* [Problem statement]:
Go through each line of the records below and count those with the word "screenshot"; give only the total.

* [Figure content listings]:
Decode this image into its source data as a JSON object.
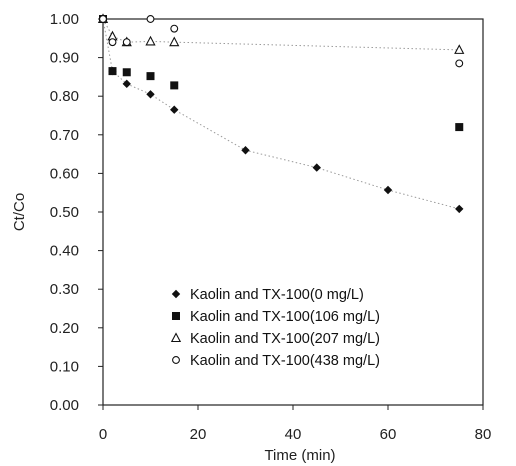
{
  "chart_data": {
    "type": "scatter",
    "title": "",
    "xlabel": "Time (min)",
    "ylabel": "Ct/Co",
    "xlim": [
      0,
      80
    ],
    "ylim": [
      0,
      1.0
    ],
    "x_ticks": [
      "0",
      "20",
      "40",
      "60",
      "80"
    ],
    "x_tick_values": [
      0,
      20,
      40,
      60,
      80
    ],
    "y_ticks": [
      "0.00",
      "0.10",
      "0.20",
      "0.30",
      "0.40",
      "0.50",
      "0.60",
      "0.70",
      "0.80",
      "0.90",
      "1.00"
    ],
    "y_tick_values": [
      0,
      0.1,
      0.2,
      0.3,
      0.4,
      0.5,
      0.6,
      0.7,
      0.8,
      0.9,
      1.0
    ],
    "grid": false,
    "legend_position": "bottom-right",
    "series": [
      {
        "name": "Kaolin and TX-100(0 mg/L)",
        "marker": "filled-diamond",
        "trendline": true,
        "points": [
          [
            0,
            1.0
          ],
          [
            2,
            0.865
          ],
          [
            5,
            0.832
          ],
          [
            10,
            0.805
          ],
          [
            15,
            0.765
          ],
          [
            30,
            0.66
          ],
          [
            45,
            0.615
          ],
          [
            60,
            0.557
          ],
          [
            75,
            0.508
          ]
        ]
      },
      {
        "name": "Kaolin and TX-100(106 mg/L)",
        "marker": "filled-square",
        "trendline": false,
        "points": [
          [
            0,
            1.0
          ],
          [
            2,
            0.865
          ],
          [
            5,
            0.862
          ],
          [
            10,
            0.852
          ],
          [
            15,
            0.828
          ],
          [
            75,
            0.72
          ]
        ]
      },
      {
        "name": "Kaolin and TX-100(207 mg/L)",
        "marker": "open-triangle",
        "trendline": true,
        "points": [
          [
            0,
            1.0
          ],
          [
            2,
            0.955
          ],
          [
            5,
            0.94
          ],
          [
            10,
            0.942
          ],
          [
            15,
            0.94
          ],
          [
            75,
            0.92
          ]
        ]
      },
      {
        "name": "Kaolin and TX-100(438 mg/L)",
        "marker": "open-circle",
        "trendline": false,
        "points": [
          [
            0,
            1.0
          ],
          [
            2,
            0.94
          ],
          [
            5,
            0.94
          ],
          [
            10,
            1.0
          ],
          [
            15,
            0.975
          ],
          [
            75,
            0.885
          ]
        ]
      }
    ]
  },
  "colors": {
    "marker": "#111111",
    "axis": "#222222",
    "trendline": "#9a9a9a"
  }
}
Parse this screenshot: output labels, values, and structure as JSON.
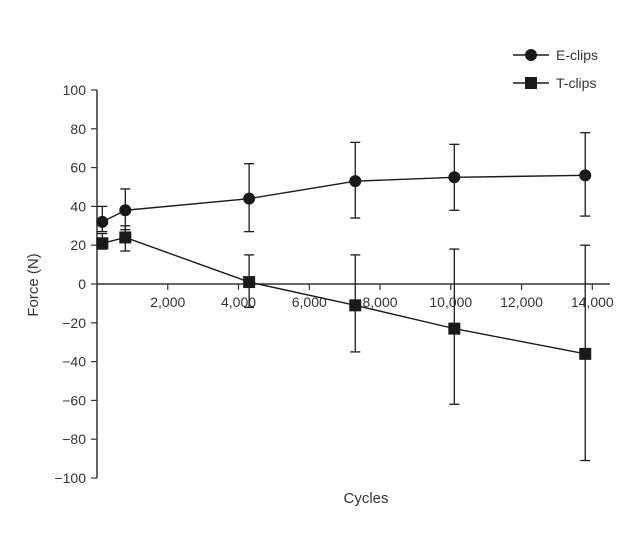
{
  "chart_data": {
    "type": "line",
    "title": "",
    "xlabel": "Cycles",
    "ylabel": "Force (N)",
    "xlim": [
      0,
      14500
    ],
    "ylim": [
      -100,
      100
    ],
    "x_ticks": [
      2000,
      4000,
      6000,
      8000,
      10000,
      12000,
      14000
    ],
    "x_tick_labels": [
      "2,000",
      "4,000",
      "6,000",
      "8,000",
      "10,000",
      "12,000",
      "14,000"
    ],
    "y_ticks": [
      100,
      80,
      60,
      40,
      20,
      0,
      -20,
      -40,
      -60,
      -80,
      -100
    ],
    "y_tick_labels": [
      "100",
      "80",
      "60",
      "40",
      "20",
      "0",
      "−20",
      "−40",
      "−60",
      "−80",
      "−100"
    ],
    "grid": false,
    "legend_position": "top-right",
    "colors": {
      "series": "#1a1a1a",
      "axis": "#333333",
      "background": "#ffffff"
    },
    "series": [
      {
        "name": "E-clips",
        "marker": "circle",
        "x": [
          150,
          800,
          4300,
          7300,
          10100,
          13800
        ],
        "y": [
          32,
          38,
          44,
          53,
          55,
          56
        ],
        "error_low": [
          27,
          28,
          27,
          34,
          38,
          35
        ],
        "error_high": [
          40,
          49,
          62,
          73,
          72,
          78
        ]
      },
      {
        "name": "T-clips",
        "marker": "square",
        "x": [
          150,
          800,
          4300,
          7300,
          10100,
          13800
        ],
        "y": [
          21,
          24,
          1,
          -11,
          -23,
          -36
        ],
        "error_low": [
          18,
          17,
          -12,
          -35,
          -62,
          -91
        ],
        "error_high": [
          26,
          30,
          15,
          15,
          18,
          20
        ]
      }
    ]
  }
}
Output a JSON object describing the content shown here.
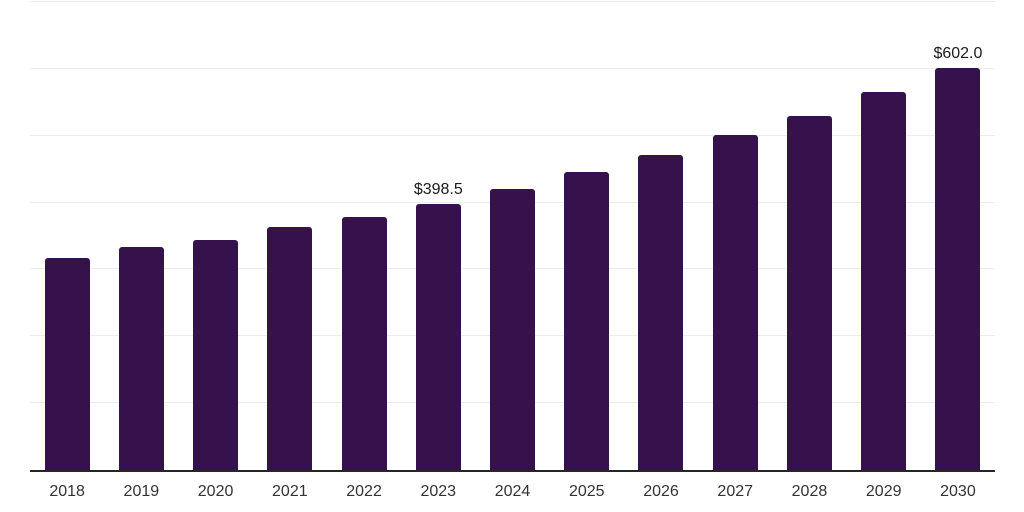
{
  "chart_data": {
    "type": "bar",
    "title": "",
    "xlabel": "",
    "ylabel": "",
    "categories": [
      "2018",
      "2019",
      "2020",
      "2021",
      "2022",
      "2023",
      "2024",
      "2025",
      "2026",
      "2027",
      "2028",
      "2029",
      "2030"
    ],
    "values": [
      317,
      333,
      344,
      363,
      379,
      398.5,
      421,
      446,
      471,
      501,
      530,
      565,
      602
    ],
    "point_labels": [
      "",
      "",
      "",
      "",
      "",
      "$398.5",
      "",
      "",
      "",
      "",
      "",
      "",
      "$602.0"
    ],
    "ylim": [
      0,
      700
    ],
    "gridline_step": 100,
    "grid": "horizontal",
    "legend": "none",
    "y_axis_tick_labels_visible": false
  },
  "colors": {
    "bar": "#36124c",
    "gridline": "#ededed",
    "axis_line": "#262626",
    "tick_label": "#333333",
    "data_label": "#1a1a1a",
    "background": "#ffffff"
  }
}
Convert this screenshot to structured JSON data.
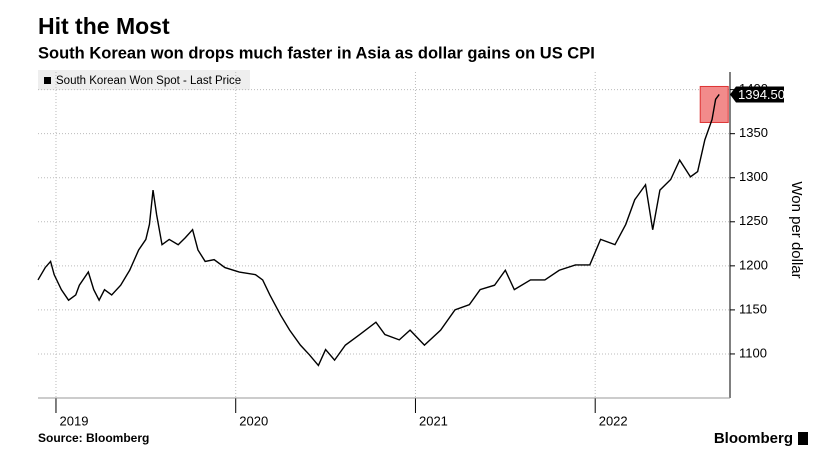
{
  "chart_data": {
    "type": "line",
    "title": "Hit the Most",
    "subtitle": "South Korean won drops much faster in Asia as dollar gains on US CPI",
    "y_axis_label": "Won per dollar",
    "source": "Source: Bloomberg",
    "brand": "Bloomberg",
    "x": [
      2018.9,
      2018.94,
      2018.97,
      2018.99,
      2019.03,
      2019.07,
      2019.11,
      2019.13,
      2019.18,
      2019.21,
      2019.24,
      2019.27,
      2019.31,
      2019.36,
      2019.41,
      2019.46,
      2019.5,
      2019.52,
      2019.54,
      2019.56,
      2019.59,
      2019.63,
      2019.68,
      2019.72,
      2019.76,
      2019.79,
      2019.83,
      2019.88,
      2019.94,
      2020.02,
      2020.11,
      2020.15,
      2020.19,
      2020.25,
      2020.3,
      2020.36,
      2020.41,
      2020.46,
      2020.5,
      2020.55,
      2020.61,
      2020.69,
      2020.78,
      2020.83,
      2020.91,
      2020.97,
      2021.05,
      2021.14,
      2021.22,
      2021.3,
      2021.36,
      2021.44,
      2021.5,
      2021.55,
      2021.64,
      2021.72,
      2021.8,
      2021.89,
      2021.97,
      2022.03,
      2022.11,
      2022.17,
      2022.22,
      2022.28,
      2022.32,
      2022.36,
      2022.42,
      2022.47,
      2022.53,
      2022.57,
      2022.61,
      2022.65,
      2022.67,
      2022.69
    ],
    "series": [
      {
        "name": "South Korean Won Spot - Last Price",
        "color": "#000000",
        "values": [
          1184,
          1198,
          1205,
          1190,
          1173,
          1161,
          1167,
          1178,
          1193,
          1173,
          1161,
          1173,
          1167,
          1178,
          1195,
          1218,
          1230,
          1247,
          1286,
          1258,
          1224,
          1230,
          1224,
          1232,
          1241,
          1218,
          1205,
          1207,
          1198,
          1193,
          1190,
          1184,
          1167,
          1144,
          1127,
          1110,
          1099,
          1087,
          1105,
          1093,
          1110,
          1122,
          1136,
          1122,
          1116,
          1127,
          1110,
          1127,
          1150,
          1156,
          1173,
          1178,
          1195,
          1173,
          1184,
          1184,
          1195,
          1201,
          1201,
          1230,
          1224,
          1247,
          1275,
          1292,
          1241,
          1286,
          1298,
          1320,
          1301,
          1307,
          1343,
          1366,
          1389,
          1394.5
        ]
      }
    ],
    "annotations": [
      {
        "value": 1394.5,
        "label": "1394.50"
      }
    ],
    "xlim": [
      2018.9,
      2022.75
    ],
    "xticks": [
      2019,
      2020,
      2021,
      2022
    ],
    "ylim": [
      1050,
      1420
    ],
    "yticks": [
      1100,
      1150,
      1200,
      1250,
      1300,
      1350,
      1400
    ],
    "grid": true
  }
}
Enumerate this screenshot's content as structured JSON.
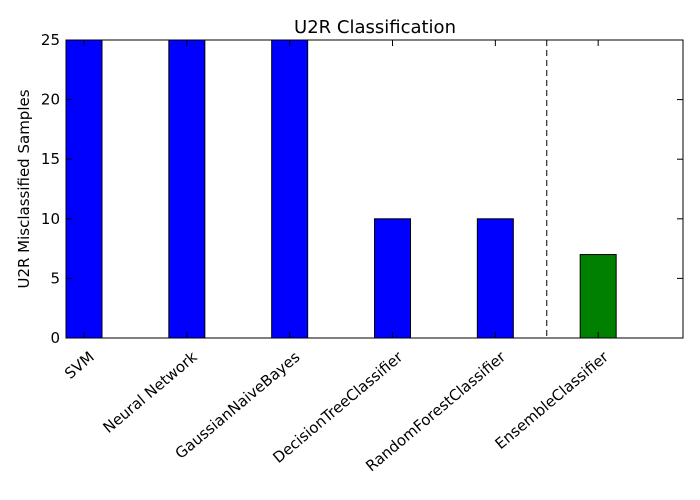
{
  "chart_data": {
    "type": "bar",
    "title": "U2R Classification",
    "xlabel": "",
    "ylabel": "U2R Misclassified Samples",
    "categories": [
      "SVM",
      "Neural Network",
      "GaussianNaiveBayes",
      "DecisionTreeClassifier",
      "RandomForestClassifier",
      "EnsembleClassifier"
    ],
    "values": [
      25,
      25,
      25,
      10,
      10,
      7
    ],
    "bar_colors": [
      "#0000ff",
      "#0000ff",
      "#0000ff",
      "#0000ff",
      "#0000ff",
      "#008000"
    ],
    "ylim": [
      0,
      25
    ],
    "yticks": [
      0,
      5,
      10,
      15,
      20,
      25
    ],
    "separator_between": [
      4,
      5
    ],
    "grid": false,
    "legend": "none"
  }
}
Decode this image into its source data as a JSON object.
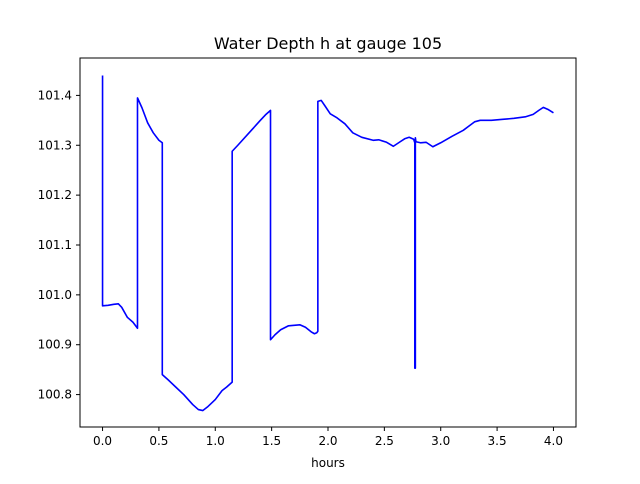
{
  "chart_data": {
    "type": "line",
    "title": "Water Depth h at gauge 105",
    "xlabel": "hours",
    "ylabel": "",
    "xlim": [
      -0.2,
      4.2
    ],
    "ylim": [
      100.735,
      101.475
    ],
    "grid": false,
    "x_ticks": [
      0.0,
      0.5,
      1.0,
      1.5,
      2.0,
      2.5,
      3.0,
      3.5,
      4.0
    ],
    "x_tick_labels": [
      "0.0",
      "0.5",
      "1.0",
      "1.5",
      "2.0",
      "2.5",
      "3.0",
      "3.5",
      "4.0"
    ],
    "y_ticks": [
      100.8,
      100.9,
      101.0,
      101.1,
      101.2,
      101.3,
      101.4
    ],
    "y_tick_labels": [
      "100.8",
      "100.9",
      "101.0",
      "101.1",
      "101.2",
      "101.3",
      "101.4"
    ],
    "series": [
      {
        "color": "#0000ff",
        "x": [
          0.0,
          0.0,
          0.05,
          0.1,
          0.14,
          0.17,
          0.22,
          0.27,
          0.31,
          0.31,
          0.35,
          0.4,
          0.45,
          0.5,
          0.53,
          0.53,
          0.58,
          0.65,
          0.72,
          0.8,
          0.85,
          0.89,
          0.93,
          1.0,
          1.06,
          1.1,
          1.15,
          1.15,
          1.2,
          1.3,
          1.4,
          1.45,
          1.49,
          1.49,
          1.53,
          1.58,
          1.65,
          1.75,
          1.8,
          1.85,
          1.88,
          1.9,
          1.91,
          1.91,
          1.94,
          1.97,
          2.02,
          2.08,
          2.15,
          2.22,
          2.3,
          2.4,
          2.45,
          2.52,
          2.58,
          2.64,
          2.68,
          2.72,
          2.76,
          2.77,
          2.77,
          2.775,
          2.775,
          2.78,
          2.82,
          2.87,
          2.93,
          3.0,
          3.1,
          3.2,
          3.3,
          3.35,
          3.45,
          3.55,
          3.65,
          3.75,
          3.82,
          3.87,
          3.91,
          3.95,
          4.0
        ],
        "y": [
          101.44,
          100.978,
          100.979,
          100.981,
          100.982,
          100.975,
          100.955,
          100.945,
          100.933,
          101.395,
          101.375,
          101.345,
          101.325,
          101.31,
          101.305,
          100.84,
          100.83,
          100.815,
          100.8,
          100.78,
          100.77,
          100.768,
          100.775,
          100.79,
          100.808,
          100.815,
          100.825,
          101.288,
          101.3,
          101.325,
          101.35,
          101.362,
          101.37,
          100.91,
          100.92,
          100.93,
          100.938,
          100.94,
          100.935,
          100.926,
          100.922,
          100.924,
          100.927,
          101.388,
          101.39,
          101.38,
          101.363,
          101.355,
          101.343,
          101.325,
          101.316,
          101.31,
          101.311,
          101.306,
          101.298,
          101.307,
          101.313,
          101.316,
          101.312,
          101.305,
          100.853,
          100.853,
          101.315,
          101.307,
          101.305,
          101.306,
          101.297,
          101.305,
          101.318,
          101.33,
          101.347,
          101.35,
          101.35,
          101.352,
          101.354,
          101.357,
          101.362,
          101.37,
          101.376,
          101.372,
          101.365
        ]
      }
    ]
  }
}
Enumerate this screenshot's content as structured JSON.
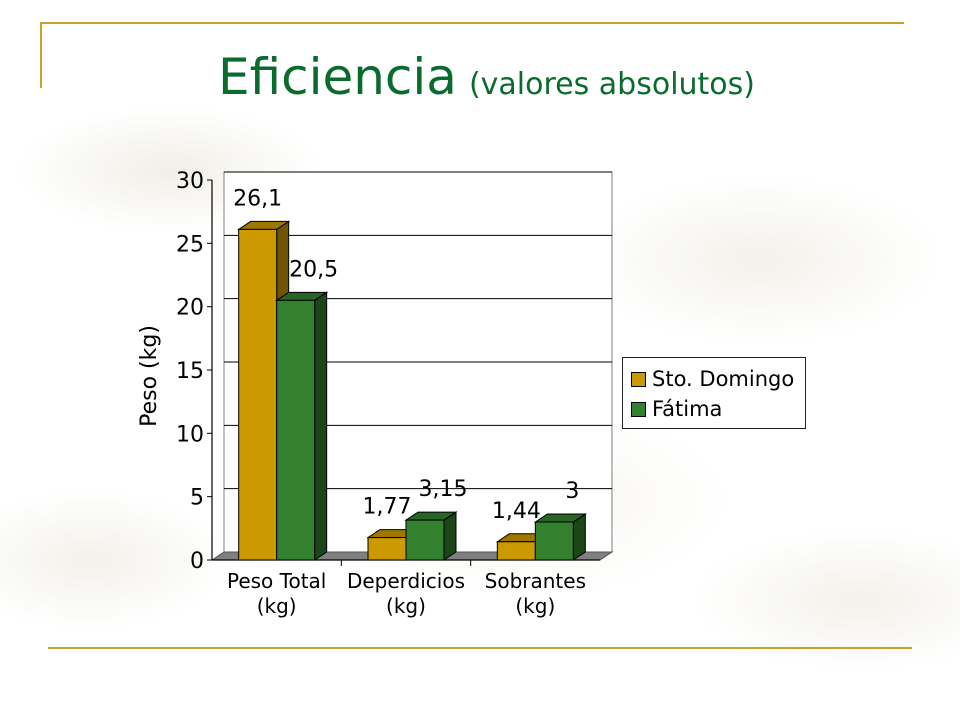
{
  "slide": {
    "title": "Eficiencia",
    "subtitle": "(valores absolutos)"
  },
  "colors": {
    "title": "#0a6b2e",
    "accent_line": "#c9a227",
    "sto_domingo": "#cc9900",
    "fatima": "#33802f"
  },
  "chart_data": {
    "type": "bar",
    "style": "3d-clustered",
    "title": "",
    "xlabel": "",
    "ylabel": "Peso (kg)",
    "ylim": [
      0,
      30
    ],
    "yticks": [
      "0",
      "5",
      "10",
      "15",
      "20",
      "25",
      "30"
    ],
    "grid": true,
    "legend_position": "right",
    "categories": [
      [
        "Peso Total",
        "(kg)"
      ],
      [
        "Deperdicios",
        "(kg)"
      ],
      [
        "Sobrantes",
        "(kg)"
      ]
    ],
    "series": [
      {
        "name": "Sto. Domingo",
        "color": "#cc9900",
        "values": [
          26.1,
          1.77,
          1.44
        ],
        "labels": [
          "26,1",
          "1,77",
          "1,44"
        ]
      },
      {
        "name": "Fátima",
        "color": "#33802f",
        "values": [
          20.5,
          3.15,
          3
        ],
        "labels": [
          "20,5",
          "3,15",
          "3"
        ]
      }
    ]
  }
}
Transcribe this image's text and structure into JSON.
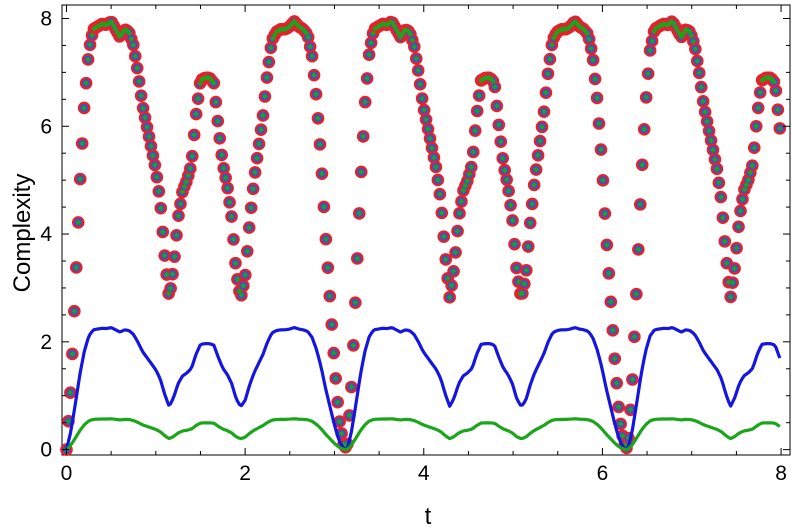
{
  "chart_data": {
    "type": "line",
    "title": "",
    "xlabel": "t",
    "ylabel": "Complexity",
    "xlim": [
      -0.05,
      8.1
    ],
    "ylim": [
      -0.1,
      8.25
    ],
    "x_ticks": [
      0,
      2,
      4,
      6,
      8
    ],
    "y_ticks": [
      0,
      2,
      4,
      6,
      8
    ],
    "x_tick_labels": [
      "0",
      "2",
      "4",
      "6",
      "8"
    ],
    "y_tick_labels": [
      "0",
      "2",
      "4",
      "6",
      "8"
    ],
    "grid": false,
    "legend": "none",
    "period": 3.1416,
    "base_profile": {
      "t": [
        0,
        0.05,
        0.1,
        0.15,
        0.2,
        0.25,
        0.3,
        0.35,
        0.4,
        0.45,
        0.5,
        0.55,
        0.6,
        0.65,
        0.7,
        0.75,
        0.8,
        0.85,
        0.9,
        0.95,
        1.0,
        1.05,
        1.1,
        1.15,
        1.2,
        1.25,
        1.3,
        1.35,
        1.4,
        1.45,
        1.5,
        1.55,
        1.6,
        1.65,
        1.7,
        1.75,
        1.8,
        1.85,
        1.9,
        1.95,
        2.0,
        2.05,
        2.1,
        2.15,
        2.2,
        2.25,
        2.3,
        2.35,
        2.4,
        2.45,
        2.5,
        2.55,
        2.6,
        2.65,
        2.7,
        2.75,
        2.8,
        2.85,
        2.9,
        2.95,
        3.0,
        3.05,
        3.1,
        3.1416
      ],
      "values": [
        0.0,
        1.2,
        3.0,
        4.9,
        6.4,
        7.4,
        7.8,
        7.85,
        7.9,
        7.88,
        7.95,
        7.8,
        7.65,
        7.8,
        7.75,
        7.5,
        7.0,
        6.4,
        6.0,
        5.6,
        5.2,
        4.6,
        3.6,
        2.8,
        3.4,
        4.3,
        4.8,
        5.0,
        5.3,
        6.2,
        6.85,
        6.9,
        6.9,
        6.8,
        6.0,
        5.3,
        4.9,
        4.3,
        3.3,
        2.8,
        3.2,
        4.2,
        5.0,
        5.6,
        6.2,
        7.0,
        7.6,
        7.75,
        7.8,
        7.8,
        7.85,
        7.95,
        7.85,
        7.8,
        7.7,
        7.3,
        6.5,
        5.4,
        4.0,
        2.8,
        1.6,
        0.6,
        0.1,
        0.0
      ]
    },
    "series": [
      {
        "name": "",
        "style": "circle-markers",
        "color": "#e8202a",
        "fill": "#3a52c8",
        "scale": 1.0,
        "offset": 0
      },
      {
        "name": "",
        "style": "diamond-markers",
        "color": "#1aa51a",
        "fill": "#1aa51a",
        "scale": 1.0,
        "offset": 0
      },
      {
        "name": "",
        "style": "line",
        "color": "#1515e0",
        "scale": 0.285,
        "offset": 0
      },
      {
        "name": "",
        "style": "line",
        "color": "#1aa51a",
        "scale": 0.072,
        "offset": 0
      }
    ]
  }
}
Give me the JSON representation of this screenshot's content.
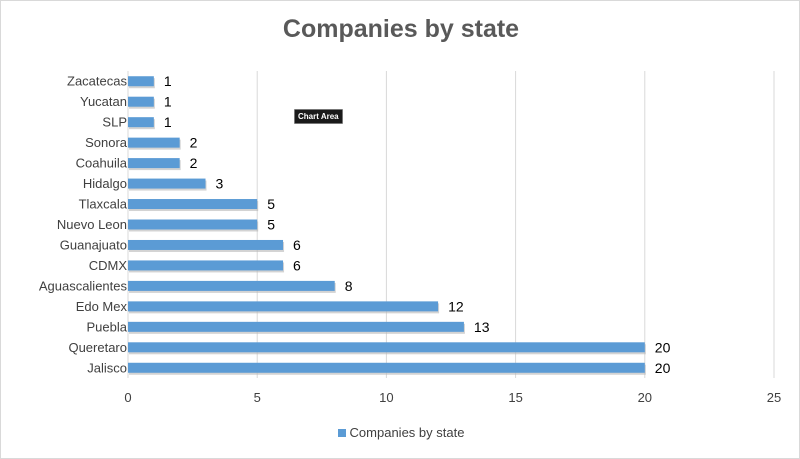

* [The solution]:
5